The request> Give the entries again exactly, every one of them.

Records excerpted from a collection>
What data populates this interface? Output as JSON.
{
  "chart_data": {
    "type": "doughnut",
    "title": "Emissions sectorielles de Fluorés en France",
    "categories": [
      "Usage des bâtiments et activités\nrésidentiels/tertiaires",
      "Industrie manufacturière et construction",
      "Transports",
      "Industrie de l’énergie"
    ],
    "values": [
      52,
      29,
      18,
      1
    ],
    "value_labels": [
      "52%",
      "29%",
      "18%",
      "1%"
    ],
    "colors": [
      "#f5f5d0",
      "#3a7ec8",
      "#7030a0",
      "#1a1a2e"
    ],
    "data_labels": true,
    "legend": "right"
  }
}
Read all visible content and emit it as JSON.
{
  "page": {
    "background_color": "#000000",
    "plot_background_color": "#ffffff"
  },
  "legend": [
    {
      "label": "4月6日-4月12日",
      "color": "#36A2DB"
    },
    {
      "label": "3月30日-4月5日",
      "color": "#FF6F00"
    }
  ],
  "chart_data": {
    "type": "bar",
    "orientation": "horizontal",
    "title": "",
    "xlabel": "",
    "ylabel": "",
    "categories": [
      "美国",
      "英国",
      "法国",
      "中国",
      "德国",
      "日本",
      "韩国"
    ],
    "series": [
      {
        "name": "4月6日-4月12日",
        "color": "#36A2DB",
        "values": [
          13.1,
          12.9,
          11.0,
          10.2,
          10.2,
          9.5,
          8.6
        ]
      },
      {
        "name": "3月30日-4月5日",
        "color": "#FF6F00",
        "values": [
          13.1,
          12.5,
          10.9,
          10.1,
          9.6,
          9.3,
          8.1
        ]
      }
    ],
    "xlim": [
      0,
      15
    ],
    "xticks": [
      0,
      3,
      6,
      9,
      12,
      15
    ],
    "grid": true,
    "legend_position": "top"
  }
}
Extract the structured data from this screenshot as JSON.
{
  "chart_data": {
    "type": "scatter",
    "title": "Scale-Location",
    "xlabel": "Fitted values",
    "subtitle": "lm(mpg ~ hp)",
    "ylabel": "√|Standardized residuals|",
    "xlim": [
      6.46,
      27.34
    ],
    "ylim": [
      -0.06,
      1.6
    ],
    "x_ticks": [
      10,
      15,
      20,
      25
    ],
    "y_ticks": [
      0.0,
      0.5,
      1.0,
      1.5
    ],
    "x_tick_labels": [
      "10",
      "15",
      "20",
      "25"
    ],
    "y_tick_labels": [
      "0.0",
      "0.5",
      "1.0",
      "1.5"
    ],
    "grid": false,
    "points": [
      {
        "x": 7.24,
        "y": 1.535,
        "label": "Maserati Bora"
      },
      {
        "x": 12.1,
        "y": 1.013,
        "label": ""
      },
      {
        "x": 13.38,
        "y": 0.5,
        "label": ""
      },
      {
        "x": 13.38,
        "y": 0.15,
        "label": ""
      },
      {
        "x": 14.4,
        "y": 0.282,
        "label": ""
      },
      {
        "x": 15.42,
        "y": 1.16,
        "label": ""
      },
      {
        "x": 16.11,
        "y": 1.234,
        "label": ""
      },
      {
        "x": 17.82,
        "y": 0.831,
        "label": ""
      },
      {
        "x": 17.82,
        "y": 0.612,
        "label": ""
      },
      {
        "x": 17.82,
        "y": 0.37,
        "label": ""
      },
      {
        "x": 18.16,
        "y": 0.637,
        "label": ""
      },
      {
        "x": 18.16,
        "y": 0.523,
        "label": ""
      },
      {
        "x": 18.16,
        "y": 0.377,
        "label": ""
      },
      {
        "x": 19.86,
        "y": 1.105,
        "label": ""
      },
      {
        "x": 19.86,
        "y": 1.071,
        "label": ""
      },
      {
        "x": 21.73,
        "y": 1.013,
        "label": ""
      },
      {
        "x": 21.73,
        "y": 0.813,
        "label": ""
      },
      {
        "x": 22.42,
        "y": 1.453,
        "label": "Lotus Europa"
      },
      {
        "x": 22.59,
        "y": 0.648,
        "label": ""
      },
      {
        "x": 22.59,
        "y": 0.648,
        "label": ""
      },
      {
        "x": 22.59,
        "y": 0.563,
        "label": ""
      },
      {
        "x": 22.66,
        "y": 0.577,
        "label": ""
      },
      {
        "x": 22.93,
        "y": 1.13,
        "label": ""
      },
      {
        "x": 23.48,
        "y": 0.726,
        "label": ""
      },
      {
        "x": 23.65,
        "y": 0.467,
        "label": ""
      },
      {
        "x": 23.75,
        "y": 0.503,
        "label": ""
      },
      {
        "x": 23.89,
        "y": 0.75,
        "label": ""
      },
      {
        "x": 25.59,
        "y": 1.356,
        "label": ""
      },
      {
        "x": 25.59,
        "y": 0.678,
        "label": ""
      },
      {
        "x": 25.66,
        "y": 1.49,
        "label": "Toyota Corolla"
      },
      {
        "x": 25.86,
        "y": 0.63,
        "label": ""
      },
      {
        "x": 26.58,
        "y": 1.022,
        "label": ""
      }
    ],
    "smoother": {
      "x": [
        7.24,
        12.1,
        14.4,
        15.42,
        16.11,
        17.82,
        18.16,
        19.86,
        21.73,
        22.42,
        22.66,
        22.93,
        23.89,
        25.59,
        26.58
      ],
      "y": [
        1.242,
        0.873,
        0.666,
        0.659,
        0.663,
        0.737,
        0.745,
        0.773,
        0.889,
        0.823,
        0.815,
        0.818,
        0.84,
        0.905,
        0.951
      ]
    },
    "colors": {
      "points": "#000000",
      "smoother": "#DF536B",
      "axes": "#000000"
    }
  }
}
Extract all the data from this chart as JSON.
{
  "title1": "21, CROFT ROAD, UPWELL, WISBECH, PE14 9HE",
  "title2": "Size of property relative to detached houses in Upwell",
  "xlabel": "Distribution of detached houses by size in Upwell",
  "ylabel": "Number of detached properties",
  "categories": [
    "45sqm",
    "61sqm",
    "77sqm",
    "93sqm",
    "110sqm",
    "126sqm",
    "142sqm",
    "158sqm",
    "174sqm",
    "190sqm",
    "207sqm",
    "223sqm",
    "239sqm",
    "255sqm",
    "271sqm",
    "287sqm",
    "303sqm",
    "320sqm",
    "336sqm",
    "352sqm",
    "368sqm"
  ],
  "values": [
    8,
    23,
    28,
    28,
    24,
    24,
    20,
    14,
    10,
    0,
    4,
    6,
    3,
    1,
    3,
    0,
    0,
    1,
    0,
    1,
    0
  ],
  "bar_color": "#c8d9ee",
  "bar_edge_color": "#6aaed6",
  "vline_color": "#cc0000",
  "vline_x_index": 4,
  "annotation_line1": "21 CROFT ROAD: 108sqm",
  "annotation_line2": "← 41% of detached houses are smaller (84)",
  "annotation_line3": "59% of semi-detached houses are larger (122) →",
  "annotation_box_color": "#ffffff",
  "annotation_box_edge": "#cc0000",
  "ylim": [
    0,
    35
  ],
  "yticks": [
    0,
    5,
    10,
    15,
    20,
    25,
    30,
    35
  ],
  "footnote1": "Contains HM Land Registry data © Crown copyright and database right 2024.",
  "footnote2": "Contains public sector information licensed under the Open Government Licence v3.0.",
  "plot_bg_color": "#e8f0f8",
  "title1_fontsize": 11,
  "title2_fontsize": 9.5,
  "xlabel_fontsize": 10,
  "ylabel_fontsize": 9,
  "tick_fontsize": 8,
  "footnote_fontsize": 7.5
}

Finished answer>
What data populates this interface? Output as JSON.
{
  "chart_data": {
    "type": "doughnut",
    "title": "Emissions sectorielles de Fluorés en France",
    "categories": [
      "Usage des bâtiments et activités\nrésidentiels/tertiaires",
      "Industrie manufacturière et construction",
      "Transports",
      "Industrie de l’énergie"
    ],
    "values": [
      52,
      29,
      18,
      1
    ],
    "value_labels": [
      "52%",
      "29%",
      "18%",
      "1%"
    ],
    "colors": [
      "#f5f5d0",
      "#3a7ec8",
      "#7030a0",
      "#1a1a2e"
    ],
    "data_labels": true,
    "legend": "right"
  }
}
Read all visible content and emit it as JSON.
{
  "page": {
    "background_color": "#000000",
    "plot_background_color": "#ffffff"
  },
  "legend": [
    {
      "label": "4月6日-4月12日",
      "color": "#36A2DB"
    },
    {
      "label": "3月30日-4月5日",
      "color": "#FF6F00"
    }
  ],
  "chart_data": {
    "type": "bar",
    "orientation": "horizontal",
    "title": "",
    "xlabel": "",
    "ylabel": "",
    "categories": [
      "美国",
      "英国",
      "法国",
      "中国",
      "德国",
      "日本",
      "韩国"
    ],
    "series": [
      {
        "name": "4月6日-4月12日",
        "color": "#36A2DB",
        "values": [
          13.1,
          12.9,
          11.0,
          10.2,
          10.2,
          9.5,
          8.6
        ]
      },
      {
        "name": "3月30日-4月5日",
        "color": "#FF6F00",
        "values": [
          13.1,
          12.5,
          10.9,
          10.1,
          9.6,
          9.3,
          8.1
        ]
      }
    ],
    "xlim": [
      0,
      15
    ],
    "xticks": [
      0,
      3,
      6,
      9,
      12,
      15
    ],
    "grid": true,
    "legend_position": "top"
  }
}
Extract the structured data from this screenshot as JSON.
{
  "chart_data": {
    "type": "scatter",
    "title": "Scale-Location",
    "xlabel": "Fitted values",
    "subtitle": "lm(mpg ~ hp)",
    "ylabel": "√|Standardized residuals|",
    "xlim": [
      6.46,
      27.34
    ],
    "ylim": [
      -0.06,
      1.6
    ],
    "x_ticks": [
      10,
      15,
      20,
      25
    ],
    "y_ticks": [
      0.0,
      0.5,
      1.0,
      1.5
    ],
    "x_tick_labels": [
      "10",
      "15",
      "20",
      "25"
    ],
    "y_tick_labels": [
      "0.0",
      "0.5",
      "1.0",
      "1.5"
    ],
    "grid": false,
    "points": [
      {
        "x": 7.24,
        "y": 1.535,
        "label": "Maserati Bora"
      },
      {
        "x": 12.1,
        "y": 1.013,
        "label": ""
      },
      {
        "x": 13.38,
        "y": 0.5,
        "label": ""
      },
      {
        "x": 13.38,
        "y": 0.15,
        "label": ""
      },
      {
        "x": 14.4,
        "y": 0.282,
        "label": ""
      },
      {
        "x": 15.42,
        "y": 1.16,
        "label": ""
      },
      {
        "x": 16.11,
        "y": 1.234,
        "label": ""
      },
      {
        "x": 17.82,
        "y": 0.831,
        "label": ""
      },
      {
        "x": 17.82,
        "y": 0.612,
        "label": ""
      },
      {
        "x": 17.82,
        "y": 0.37,
        "label": ""
      },
      {
        "x": 18.16,
        "y": 0.637,
        "label": ""
      },
      {
        "x": 18.16,
        "y": 0.523,
        "label": ""
      },
      {
        "x": 18.16,
        "y": 0.377,
        "label": ""
      },
      {
        "x": 19.86,
        "y": 1.105,
        "label": ""
      },
      {
        "x": 19.86,
        "y": 1.071,
        "label": ""
      },
      {
        "x": 21.73,
        "y": 1.013,
        "label": ""
      },
      {
        "x": 21.73,
        "y": 0.813,
        "label": ""
      },
      {
        "x": 22.42,
        "y": 1.453,
        "label": "Lotus Europa"
      },
      {
        "x": 22.59,
        "y": 0.648,
        "label": ""
      },
      {
        "x": 22.59,
        "y": 0.648,
        "label": ""
      },
      {
        "x": 22.59,
        "y": 0.563,
        "label": ""
      },
      {
        "x": 22.66,
        "y": 0.577,
        "label": ""
      },
      {
        "x": 22.93,
        "y": 1.13,
        "label": ""
      },
      {
        "x": 23.48,
        "y": 0.726,
        "label": ""
      },
      {
        "x": 23.65,
        "y": 0.467,
        "label": ""
      },
      {
        "x": 23.75,
        "y": 0.503,
        "label": ""
      },
      {
        "x": 23.89,
        "y": 0.75,
        "label": ""
      },
      {
        "x": 25.59,
        "y": 1.356,
        "label": ""
      },
      {
        "x": 25.59,
        "y": 0.678,
        "label": ""
      },
      {
        "x": 25.66,
        "y": 1.49,
        "label": "Toyota Corolla"
      },
      {
        "x": 25.86,
        "y": 0.63,
        "label": ""
      },
      {
        "x": 26.58,
        "y": 1.022,
        "label": ""
      }
    ],
    "smoother": {
      "x": [
        7.24,
        12.1,
        14.4,
        15.42,
        16.11,
        17.82,
        18.16,
        19.86,
        21.73,
        22.42,
        22.66,
        22.93,
        23.89,
        25.59,
        26.58
      ],
      "y": [
        1.242,
        0.873,
        0.666,
        0.659,
        0.663,
        0.737,
        0.745,
        0.773,
        0.889,
        0.823,
        0.815,
        0.818,
        0.84,
        0.905,
        0.951
      ]
    },
    "colors": {
      "points": "#000000",
      "smoother": "#DF536B",
      "axes": "#000000"
    }
  }
}
Extract all the data from this chart as JSON.
{
  "title1": "21, CROFT ROAD, UPWELL, WISBECH, PE14 9HE",
  "title2": "Size of property relative to detached houses in Upwell",
  "xlabel": "Distribution of detached houses by size in Upwell",
  "ylabel": "Number of detached properties",
  "categories": [
    "45sqm",
    "61sqm",
    "77sqm",
    "93sqm",
    "110sqm",
    "126sqm",
    "142sqm",
    "158sqm",
    "174sqm",
    "190sqm",
    "207sqm",
    "223sqm",
    "239sqm",
    "255sqm",
    "271sqm",
    "287sqm",
    "303sqm",
    "320sqm",
    "336sqm",
    "352sqm",
    "368sqm"
  ],
  "values": [
    8,
    23,
    28,
    28,
    24,
    24,
    20,
    14,
    10,
    0,
    4,
    6,
    3,
    1,
    3,
    0,
    0,
    1,
    0,
    1,
    0
  ],
  "bar_color": "#c8d9ee",
  "bar_edge_color": "#6aaed6",
  "vline_color": "#cc0000",
  "vline_x_index": 4,
  "annotation_line1": "21 CROFT ROAD: 108sqm",
  "annotation_line2": "← 41% of detached houses are smaller (84)",
  "annotation_line3": "59% of semi-detached houses are larger (122) →",
  "annotation_box_color": "#ffffff",
  "annotation_box_edge": "#cc0000",
  "ylim": [
    0,
    35
  ],
  "yticks": [
    0,
    5,
    10,
    15,
    20,
    25,
    30,
    35
  ],
  "footnote1": "Contains HM Land Registry data © Crown copyright and database right 2024.",
  "footnote2": "Contains public sector information licensed under the Open Government Licence v3.0.",
  "plot_bg_color": "#e8f0f8",
  "title1_fontsize": 11,
  "title2_fontsize": 9.5,
  "xlabel_fontsize": 10,
  "ylabel_fontsize": 9,
  "tick_fontsize": 8,
  "footnote_fontsize": 7.5
}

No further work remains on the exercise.